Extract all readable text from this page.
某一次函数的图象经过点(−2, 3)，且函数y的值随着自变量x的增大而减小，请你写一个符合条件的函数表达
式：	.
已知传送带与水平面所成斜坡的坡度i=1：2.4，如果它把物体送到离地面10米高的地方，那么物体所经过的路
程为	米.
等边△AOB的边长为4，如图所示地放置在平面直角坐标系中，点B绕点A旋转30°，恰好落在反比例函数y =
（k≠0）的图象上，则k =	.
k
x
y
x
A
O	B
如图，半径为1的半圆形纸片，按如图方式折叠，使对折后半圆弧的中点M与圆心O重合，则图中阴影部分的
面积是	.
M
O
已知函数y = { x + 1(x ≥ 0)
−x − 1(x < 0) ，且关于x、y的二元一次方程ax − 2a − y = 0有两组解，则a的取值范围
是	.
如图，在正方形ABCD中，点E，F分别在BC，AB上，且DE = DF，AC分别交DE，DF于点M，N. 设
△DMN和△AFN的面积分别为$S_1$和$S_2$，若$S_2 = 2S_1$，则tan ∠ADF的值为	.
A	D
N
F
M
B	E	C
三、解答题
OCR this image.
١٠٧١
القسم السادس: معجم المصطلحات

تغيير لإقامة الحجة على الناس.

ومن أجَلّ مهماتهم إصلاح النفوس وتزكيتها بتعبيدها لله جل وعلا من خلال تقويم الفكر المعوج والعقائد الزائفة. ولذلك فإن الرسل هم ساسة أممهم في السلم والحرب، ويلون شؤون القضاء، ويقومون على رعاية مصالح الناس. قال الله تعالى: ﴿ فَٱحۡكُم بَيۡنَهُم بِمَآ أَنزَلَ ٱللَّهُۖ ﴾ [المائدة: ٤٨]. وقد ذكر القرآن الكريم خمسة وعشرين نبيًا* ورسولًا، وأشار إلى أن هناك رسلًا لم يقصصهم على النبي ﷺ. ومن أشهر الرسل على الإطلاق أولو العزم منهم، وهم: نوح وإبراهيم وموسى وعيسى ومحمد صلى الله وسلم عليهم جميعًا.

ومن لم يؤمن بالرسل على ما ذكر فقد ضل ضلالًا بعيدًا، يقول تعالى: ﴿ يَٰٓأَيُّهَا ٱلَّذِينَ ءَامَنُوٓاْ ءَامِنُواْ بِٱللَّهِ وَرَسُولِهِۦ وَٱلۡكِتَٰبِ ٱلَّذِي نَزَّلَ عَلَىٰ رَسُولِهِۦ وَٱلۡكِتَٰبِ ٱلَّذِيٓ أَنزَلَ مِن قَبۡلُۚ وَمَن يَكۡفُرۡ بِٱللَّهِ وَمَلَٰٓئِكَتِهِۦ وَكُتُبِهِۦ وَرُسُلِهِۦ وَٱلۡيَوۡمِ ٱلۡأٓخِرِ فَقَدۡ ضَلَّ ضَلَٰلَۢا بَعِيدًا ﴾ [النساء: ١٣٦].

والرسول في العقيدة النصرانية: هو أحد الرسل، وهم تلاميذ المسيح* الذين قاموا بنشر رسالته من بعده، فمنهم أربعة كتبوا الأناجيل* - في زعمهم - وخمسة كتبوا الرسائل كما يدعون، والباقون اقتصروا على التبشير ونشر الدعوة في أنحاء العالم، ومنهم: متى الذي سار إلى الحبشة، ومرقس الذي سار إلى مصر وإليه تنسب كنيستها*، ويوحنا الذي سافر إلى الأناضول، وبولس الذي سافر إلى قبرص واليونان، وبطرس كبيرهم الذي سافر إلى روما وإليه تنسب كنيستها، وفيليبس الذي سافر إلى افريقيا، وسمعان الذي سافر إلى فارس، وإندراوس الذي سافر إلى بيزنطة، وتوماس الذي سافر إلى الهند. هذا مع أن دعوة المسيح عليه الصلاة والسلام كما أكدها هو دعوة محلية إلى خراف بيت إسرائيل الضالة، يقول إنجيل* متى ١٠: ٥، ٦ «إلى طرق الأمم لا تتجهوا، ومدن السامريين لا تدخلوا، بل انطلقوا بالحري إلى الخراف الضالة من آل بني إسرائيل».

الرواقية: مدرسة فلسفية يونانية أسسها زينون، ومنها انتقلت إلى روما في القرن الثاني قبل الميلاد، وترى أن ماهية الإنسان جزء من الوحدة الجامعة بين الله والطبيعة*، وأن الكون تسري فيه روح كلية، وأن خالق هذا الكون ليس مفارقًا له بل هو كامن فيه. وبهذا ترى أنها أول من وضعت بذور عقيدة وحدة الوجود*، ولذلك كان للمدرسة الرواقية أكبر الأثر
*-*-*
### REQUIREMENT
Every entry should be printed again exactly as written.

### EXERCISE RESPONSE
Extract all readable text from this page.
某一次函数的图象经过点(−2, 3)，且函数y的值随着自变量x的增大而减小，请你写一个符合条件的函数表达
式：	.
已知传送带与水平面所成斜坡的坡度i=1：2.4，如果它把物体送到离地面10米高的地方，那么物体所经过的路
程为	米.
等边△AOB的边长为4，如图所示地放置在平面直角坐标系中，点B绕点A旋转30°，恰好落在反比例函数y =
（k≠0）的图象上，则k =	.
k
x
y
x
A
O	B
如图，半径为1的半圆形纸片，按如图方式折叠，使对折后半圆弧的中点M与圆心O重合，则图中阴影部分的
面积是	.
M
O
已知函数y = { x + 1(x ≥ 0)
−x − 1(x < 0) ，且关于x、y的二元一次方程ax − 2a − y = 0有两组解，则a的取值范围
是	.
如图，在正方形ABCD中，点E，F分别在BC，AB上，且DE = DF，AC分别交DE，DF于点M，N. 设
△DMN和△AFN的面积分别为$S_1$和$S_2$，若$S_2 = 2S_1$，则tan ∠ADF的值为	.
A	D
N
F
M
B	E	C
三、解答题
OCR this image.
١٠٧١
القسم السادس: معجم المصطلحات

تغيير لإقامة الحجة على الناس.

ومن أجَلّ مهماتهم إصلاح النفوس وتزكيتها بتعبيدها لله جل وعلا من خلال تقويم الفكر المعوج والعقائد الزائفة. ولذلك فإن الرسل هم ساسة أممهم في السلم والحرب، ويلون شؤون القضاء، ويقومون على رعاية مصالح الناس. قال الله تعالى: ﴿ فَٱحۡكُم بَيۡنَهُم بِمَآ أَنزَلَ ٱللَّهُۖ ﴾ [المائدة: ٤٨]. وقد ذكر القرآن الكريم خمسة وعشرين نبيًا* ورسولًا، وأشار إلى أن هناك رسلًا لم يقصصهم على النبي ﷺ. ومن أشهر الرسل على الإطلاق أولو العزم منهم، وهم: نوح وإبراهيم وموسى وعيسى ومحمد صلى الله وسلم عليهم جميعًا.

ومن لم يؤمن بالرسل على ما ذكر فقد ضل ضلالًا بعيدًا، يقول تعالى: ﴿ يَٰٓأَيُّهَا ٱلَّذِينَ ءَامَنُوٓاْ ءَامِنُواْ بِٱللَّهِ وَرَسُولِهِۦ وَٱلۡكِتَٰبِ ٱلَّذِي نَزَّلَ عَلَىٰ رَسُولِهِۦ وَٱلۡكِتَٰبِ ٱلَّذِيٓ أَنزَلَ مِن قَبۡلُۚ وَمَن يَكۡفُرۡ بِٱللَّهِ وَمَلَٰٓئِكَتِهِۦ وَكُتُبِهِۦ وَرُسُلِهِۦ وَٱلۡيَوۡمِ ٱلۡأٓخِرِ فَقَدۡ ضَلَّ ضَلَٰلَۢا بَعِيدًا ﴾ [النساء: ١٣٦].

والرسول في العقيدة النصرانية: هو أحد الرسل، وهم تلاميذ المسيح* الذين قاموا بنشر رسالته من بعده، فمنهم أربعة كتبوا الأناجيل* - في زعمهم - وخمسة كتبوا الرسائل كما يدعون، والباقون اقتصروا على التبشير ونشر الدعوة في أنحاء العالم، ومنهم: متى الذي سار إلى الحبشة، ومرقس الذي سار إلى مصر وإليه تنسب كنيستها*، ويوحنا الذي سافر إلى الأناضول، وبولس الذي سافر إلى قبرص واليونان، وبطرس كبيرهم الذي سافر إلى روما وإليه تنسب كنيستها، وفيليبس الذي سافر إلى افريقيا، وسمعان الذي سافر إلى فارس، وإندراوس الذي سافر إلى بيزنطة، وتوماس الذي سافر إلى الهند. هذا مع أن دعوة المسيح عليه الصلاة والسلام كما أكدها هو دعوة محلية إلى خراف بيت إسرائيل الضالة، يقول إنجيل* متى ١٠: ٥، ٦ «إلى طرق الأمم لا تتجهوا، ومدن السامريين لا تدخلوا، بل انطلقوا بالحري إلى الخراف الضالة من آل بني إسرائيل».

الرواقية: مدرسة فلسفية يونانية أسسها زينون، ومنها انتقلت إلى روما في القرن الثاني قبل الميلاد، وترى أن ماهية الإنسان جزء من الوحدة الجامعة بين الله والطبيعة*، وأن الكون تسري فيه روح كلية، وأن خالق هذا الكون ليس مفارقًا له بل هو كامن فيه. وبهذا ترى أنها أول من وضعت بذور عقيدة وحدة الوجود*، ولذلك كان للمدرسة الرواقية أكبر الأثر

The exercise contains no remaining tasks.